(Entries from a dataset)
━━━━━━━━━━

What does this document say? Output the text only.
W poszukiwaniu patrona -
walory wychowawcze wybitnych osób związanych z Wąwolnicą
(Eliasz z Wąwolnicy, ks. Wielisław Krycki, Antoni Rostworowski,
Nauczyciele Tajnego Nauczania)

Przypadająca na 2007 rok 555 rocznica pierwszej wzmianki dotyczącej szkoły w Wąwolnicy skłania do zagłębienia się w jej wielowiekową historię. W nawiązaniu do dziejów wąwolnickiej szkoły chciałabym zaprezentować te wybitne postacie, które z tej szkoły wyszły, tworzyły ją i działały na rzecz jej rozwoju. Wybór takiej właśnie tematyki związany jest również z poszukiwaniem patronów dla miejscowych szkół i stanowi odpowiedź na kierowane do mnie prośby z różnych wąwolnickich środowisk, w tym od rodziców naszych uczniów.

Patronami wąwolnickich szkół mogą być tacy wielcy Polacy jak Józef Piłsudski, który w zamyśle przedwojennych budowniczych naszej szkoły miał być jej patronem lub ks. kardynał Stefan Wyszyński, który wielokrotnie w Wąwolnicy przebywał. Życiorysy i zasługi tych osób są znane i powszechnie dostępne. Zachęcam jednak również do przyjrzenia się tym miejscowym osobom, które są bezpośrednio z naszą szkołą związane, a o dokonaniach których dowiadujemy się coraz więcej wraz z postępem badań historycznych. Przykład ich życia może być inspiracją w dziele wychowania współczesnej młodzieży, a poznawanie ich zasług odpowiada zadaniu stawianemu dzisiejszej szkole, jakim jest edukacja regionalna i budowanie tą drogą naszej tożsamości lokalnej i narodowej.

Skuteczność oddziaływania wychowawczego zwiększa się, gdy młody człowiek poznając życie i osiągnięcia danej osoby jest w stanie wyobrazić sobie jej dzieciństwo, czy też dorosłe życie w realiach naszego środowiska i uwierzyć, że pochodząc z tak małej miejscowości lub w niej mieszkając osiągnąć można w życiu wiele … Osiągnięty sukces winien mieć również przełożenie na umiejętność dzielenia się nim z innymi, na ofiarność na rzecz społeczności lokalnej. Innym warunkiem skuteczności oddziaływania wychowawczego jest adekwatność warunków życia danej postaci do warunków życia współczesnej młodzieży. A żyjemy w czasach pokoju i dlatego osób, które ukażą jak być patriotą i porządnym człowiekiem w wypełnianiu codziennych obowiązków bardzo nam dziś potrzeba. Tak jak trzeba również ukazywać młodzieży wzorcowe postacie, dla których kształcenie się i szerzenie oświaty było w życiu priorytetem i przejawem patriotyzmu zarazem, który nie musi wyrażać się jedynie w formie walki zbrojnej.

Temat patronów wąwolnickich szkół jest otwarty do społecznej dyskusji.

━━━━━━━━━━

— WHAT THE TASK REQUIRES —
Please return the data above exactly as given.

— IN RESPONSE —
What does this document say? Output the text only.
W poszukiwaniu patrona -
walory wychowawcze wybitnych osób związanych z Wąwolnicą
(Eliasz z Wąwolnicy, ks. Wielisław Krycki, Antoni Rostworowski,
Nauczyciele Tajnego Nauczania)

Przypadająca na 2007 rok 555 rocznica pierwszej wzmianki dotyczącej szkoły w Wąwolnicy skłania do zagłębienia się w jej wielowiekową historię. W nawiązaniu do dziejów wąwolnickiej szkoły chciałabym zaprezentować te wybitne postacie, które z tej szkoły wyszły, tworzyły ją i działały na rzecz jej rozwoju. Wybór takiej właśnie tematyki związany jest również z poszukiwaniem patronów dla miejscowych szkół i stanowi odpowiedź na kierowane do mnie prośby z różnych wąwolnickich środowisk, w tym od rodziców naszych uczniów.

Patronami wąwolnickich szkół mogą być tacy wielcy Polacy jak Józef Piłsudski, który w zamyśle przedwojennych budowniczych naszej szkoły miał być jej patronem lub ks. kardynał Stefan Wyszyński, który wielokrotnie w Wąwolnicy przebywał. Życiorysy i zasługi tych osób są znane i powszechnie dostępne. Zachęcam jednak również do przyjrzenia się tym miejscowym osobom, które są bezpośrednio z naszą szkołą związane, a o dokonaniach których dowiadujemy się coraz więcej wraz z postępem badań historycznych. Przykład ich życia może być inspiracją w dziele wychowania współczesnej młodzieży, a poznawanie ich zasług odpowiada zadaniu stawianemu dzisiejszej szkole, jakim jest edukacja regionalna i budowanie tą drogą naszej tożsamości lokalnej i narodowej.

Skuteczność oddziaływania wychowawczego zwiększa się, gdy młody człowiek poznając życie i osiągnięcia danej osoby jest w stanie wyobrazić sobie jej dzieciństwo, czy też dorosłe życie w realiach naszego środowiska i uwierzyć, że pochodząc z tak małej miejscowości lub w niej mieszkając osiągnąć można w życiu wiele … Osiągnięty sukces winien mieć również przełożenie na umiejętność dzielenia się nim z innymi, na ofiarność na rzecz społeczności lokalnej. Innym warunkiem skuteczności oddziaływania wychowawczego jest adekwatność warunków życia danej postaci do warunków życia współczesnej młodzieży. A żyjemy w czasach pokoju i dlatego osób, które ukażą jak być patriotą i porządnym człowiekiem w wypełnianiu codziennych obowiązków bardzo nam dziś potrzeba. Tak jak trzeba również ukazywać młodzieży wzorcowe postacie, dla których kształcenie się i szerzenie oświaty było w życiu priorytetem i przejawem patriotyzmu zarazem, który nie musi wyrażać się jedynie w formie walki zbrojnej.

Temat patronów wąwolnickich szkół jest otwarty do społecznej dyskusji.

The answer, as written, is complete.